%%

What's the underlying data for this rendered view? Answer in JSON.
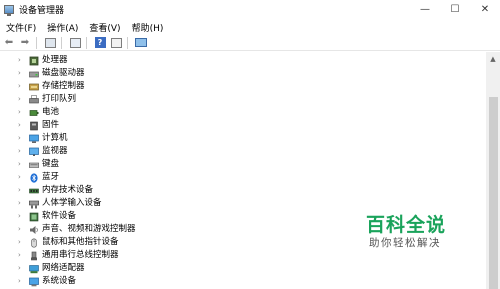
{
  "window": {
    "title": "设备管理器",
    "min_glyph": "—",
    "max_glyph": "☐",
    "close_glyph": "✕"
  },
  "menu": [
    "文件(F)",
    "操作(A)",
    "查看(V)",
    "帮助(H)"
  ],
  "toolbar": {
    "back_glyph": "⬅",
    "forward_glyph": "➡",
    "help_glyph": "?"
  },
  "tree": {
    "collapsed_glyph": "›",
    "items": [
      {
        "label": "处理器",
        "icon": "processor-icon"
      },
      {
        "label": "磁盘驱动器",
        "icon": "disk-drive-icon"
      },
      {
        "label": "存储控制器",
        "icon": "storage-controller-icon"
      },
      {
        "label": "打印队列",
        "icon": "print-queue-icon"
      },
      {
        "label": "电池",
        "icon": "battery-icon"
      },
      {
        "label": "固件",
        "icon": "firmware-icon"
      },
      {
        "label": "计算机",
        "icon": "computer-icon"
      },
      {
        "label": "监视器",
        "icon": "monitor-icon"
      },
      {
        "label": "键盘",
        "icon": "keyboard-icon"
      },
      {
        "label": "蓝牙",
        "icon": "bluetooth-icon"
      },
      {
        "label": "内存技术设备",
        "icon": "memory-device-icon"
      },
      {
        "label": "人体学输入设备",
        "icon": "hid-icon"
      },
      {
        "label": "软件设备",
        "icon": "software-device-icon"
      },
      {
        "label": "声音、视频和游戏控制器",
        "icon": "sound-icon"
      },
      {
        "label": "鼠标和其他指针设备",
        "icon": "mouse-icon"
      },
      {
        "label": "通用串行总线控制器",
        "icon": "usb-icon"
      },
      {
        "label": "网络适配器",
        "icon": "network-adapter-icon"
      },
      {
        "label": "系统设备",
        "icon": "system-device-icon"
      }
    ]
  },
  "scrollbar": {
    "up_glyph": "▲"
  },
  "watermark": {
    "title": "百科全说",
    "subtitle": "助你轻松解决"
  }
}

%%

* _EXERCISE PROMPT_
Every line above should be returned word for word, with the pictures left behind.

* _RESULT BELOW_
What's the underlying data for this rendered view? Answer in JSON.
{
  "window": {
    "title": "设备管理器",
    "min_glyph": "—",
    "max_glyph": "☐",
    "close_glyph": "✕"
  },
  "menu": [
    "文件(F)",
    "操作(A)",
    "查看(V)",
    "帮助(H)"
  ],
  "toolbar": {
    "back_glyph": "⬅",
    "forward_glyph": "➡",
    "help_glyph": "?"
  },
  "tree": {
    "collapsed_glyph": "›",
    "items": [
      {
        "label": "处理器",
        "icon": "processor-icon"
      },
      {
        "label": "磁盘驱动器",
        "icon": "disk-drive-icon"
      },
      {
        "label": "存储控制器",
        "icon": "storage-controller-icon"
      },
      {
        "label": "打印队列",
        "icon": "print-queue-icon"
      },
      {
        "label": "电池",
        "icon": "battery-icon"
      },
      {
        "label": "固件",
        "icon": "firmware-icon"
      },
      {
        "label": "计算机",
        "icon": "computer-icon"
      },
      {
        "label": "监视器",
        "icon": "monitor-icon"
      },
      {
        "label": "键盘",
        "icon": "keyboard-icon"
      },
      {
        "label": "蓝牙",
        "icon": "bluetooth-icon"
      },
      {
        "label": "内存技术设备",
        "icon": "memory-device-icon"
      },
      {
        "label": "人体学输入设备",
        "icon": "hid-icon"
      },
      {
        "label": "软件设备",
        "icon": "software-device-icon"
      },
      {
        "label": "声音、视频和游戏控制器",
        "icon": "sound-icon"
      },
      {
        "label": "鼠标和其他指针设备",
        "icon": "mouse-icon"
      },
      {
        "label": "通用串行总线控制器",
        "icon": "usb-icon"
      },
      {
        "label": "网络适配器",
        "icon": "network-adapter-icon"
      },
      {
        "label": "系统设备",
        "icon": "system-device-icon"
      }
    ]
  },
  "scrollbar": {
    "up_glyph": "▲"
  },
  "watermark": {
    "title": "百科全说",
    "subtitle": "助你轻松解决"
  }
}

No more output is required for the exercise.